Restate the full set of records exactly, word for word.

Records to process.
########################################

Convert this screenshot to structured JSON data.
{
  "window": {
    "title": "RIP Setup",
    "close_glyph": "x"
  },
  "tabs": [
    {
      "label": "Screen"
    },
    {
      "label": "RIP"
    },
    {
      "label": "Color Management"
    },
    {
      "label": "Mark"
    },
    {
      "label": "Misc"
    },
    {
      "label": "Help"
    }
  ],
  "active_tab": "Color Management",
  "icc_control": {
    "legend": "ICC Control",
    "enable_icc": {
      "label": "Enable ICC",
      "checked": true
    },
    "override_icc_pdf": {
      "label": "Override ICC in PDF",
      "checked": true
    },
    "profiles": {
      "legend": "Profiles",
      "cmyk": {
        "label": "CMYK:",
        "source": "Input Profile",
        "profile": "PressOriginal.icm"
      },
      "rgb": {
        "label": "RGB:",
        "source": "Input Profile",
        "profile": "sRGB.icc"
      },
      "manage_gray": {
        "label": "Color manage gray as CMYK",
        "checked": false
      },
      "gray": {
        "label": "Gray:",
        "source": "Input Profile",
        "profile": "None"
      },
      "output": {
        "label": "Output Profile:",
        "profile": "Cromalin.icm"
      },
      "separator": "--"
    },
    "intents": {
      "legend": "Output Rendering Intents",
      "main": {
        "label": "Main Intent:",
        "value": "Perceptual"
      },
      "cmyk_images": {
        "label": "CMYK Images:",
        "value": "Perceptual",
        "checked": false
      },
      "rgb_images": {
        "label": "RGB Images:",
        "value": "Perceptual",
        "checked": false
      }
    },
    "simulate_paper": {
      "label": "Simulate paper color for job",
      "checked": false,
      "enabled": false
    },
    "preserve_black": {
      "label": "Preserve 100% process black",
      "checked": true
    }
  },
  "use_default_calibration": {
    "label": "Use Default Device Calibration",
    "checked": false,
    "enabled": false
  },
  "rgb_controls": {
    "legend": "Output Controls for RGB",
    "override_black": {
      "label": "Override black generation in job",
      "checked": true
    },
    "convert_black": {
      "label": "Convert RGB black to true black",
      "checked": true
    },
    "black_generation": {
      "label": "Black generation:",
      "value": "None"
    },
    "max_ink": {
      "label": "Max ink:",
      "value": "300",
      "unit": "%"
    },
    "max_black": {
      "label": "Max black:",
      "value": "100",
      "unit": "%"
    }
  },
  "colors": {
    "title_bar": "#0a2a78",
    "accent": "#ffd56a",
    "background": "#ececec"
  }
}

########################################

Solution to this task.
Convert this screenshot to structured JSON data.
{
  "window": {
    "title": "RIP Setup",
    "close_glyph": "x"
  },
  "tabs": [
    {
      "label": "Screen"
    },
    {
      "label": "RIP"
    },
    {
      "label": "Color Management"
    },
    {
      "label": "Mark"
    },
    {
      "label": "Misc"
    },
    {
      "label": "Help"
    }
  ],
  "active_tab": "Color Management",
  "icc_control": {
    "legend": "ICC Control",
    "enable_icc": {
      "label": "Enable ICC",
      "checked": true
    },
    "override_icc_pdf": {
      "label": "Override ICC in PDF",
      "checked": true
    },
    "profiles": {
      "legend": "Profiles",
      "cmyk": {
        "label": "CMYK:",
        "source": "Input Profile",
        "profile": "PressOriginal.icm"
      },
      "rgb": {
        "label": "RGB:",
        "source": "Input Profile",
        "profile": "sRGB.icc"
      },
      "manage_gray": {
        "label": "Color manage gray as CMYK",
        "checked": false
      },
      "gray": {
        "label": "Gray:",
        "source": "Input Profile",
        "profile": "None"
      },
      "output": {
        "label": "Output Profile:",
        "profile": "Cromalin.icm"
      },
      "separator": "--"
    },
    "intents": {
      "legend": "Output Rendering Intents",
      "main": {
        "label": "Main Intent:",
        "value": "Perceptual"
      },
      "cmyk_images": {
        "label": "CMYK Images:",
        "value": "Perceptual",
        "checked": false
      },
      "rgb_images": {
        "label": "RGB Images:",
        "value": "Perceptual",
        "checked": false
      }
    },
    "simulate_paper": {
      "label": "Simulate paper color for job",
      "checked": false,
      "enabled": false
    },
    "preserve_black": {
      "label": "Preserve 100% process black",
      "checked": true
    }
  },
  "use_default_calibration": {
    "label": "Use Default Device Calibration",
    "checked": false,
    "enabled": false
  },
  "rgb_controls": {
    "legend": "Output Controls for RGB",
    "override_black": {
      "label": "Override black generation in job",
      "checked": true
    },
    "convert_black": {
      "label": "Convert RGB black to true black",
      "checked": true
    },
    "black_generation": {
      "label": "Black generation:",
      "value": "None"
    },
    "max_ink": {
      "label": "Max ink:",
      "value": "300",
      "unit": "%"
    },
    "max_black": {
      "label": "Max black:",
      "value": "100",
      "unit": "%"
    }
  },
  "colors": {
    "title_bar": "#0a2a78",
    "accent": "#ffd56a",
    "background": "#ececec"
  }
}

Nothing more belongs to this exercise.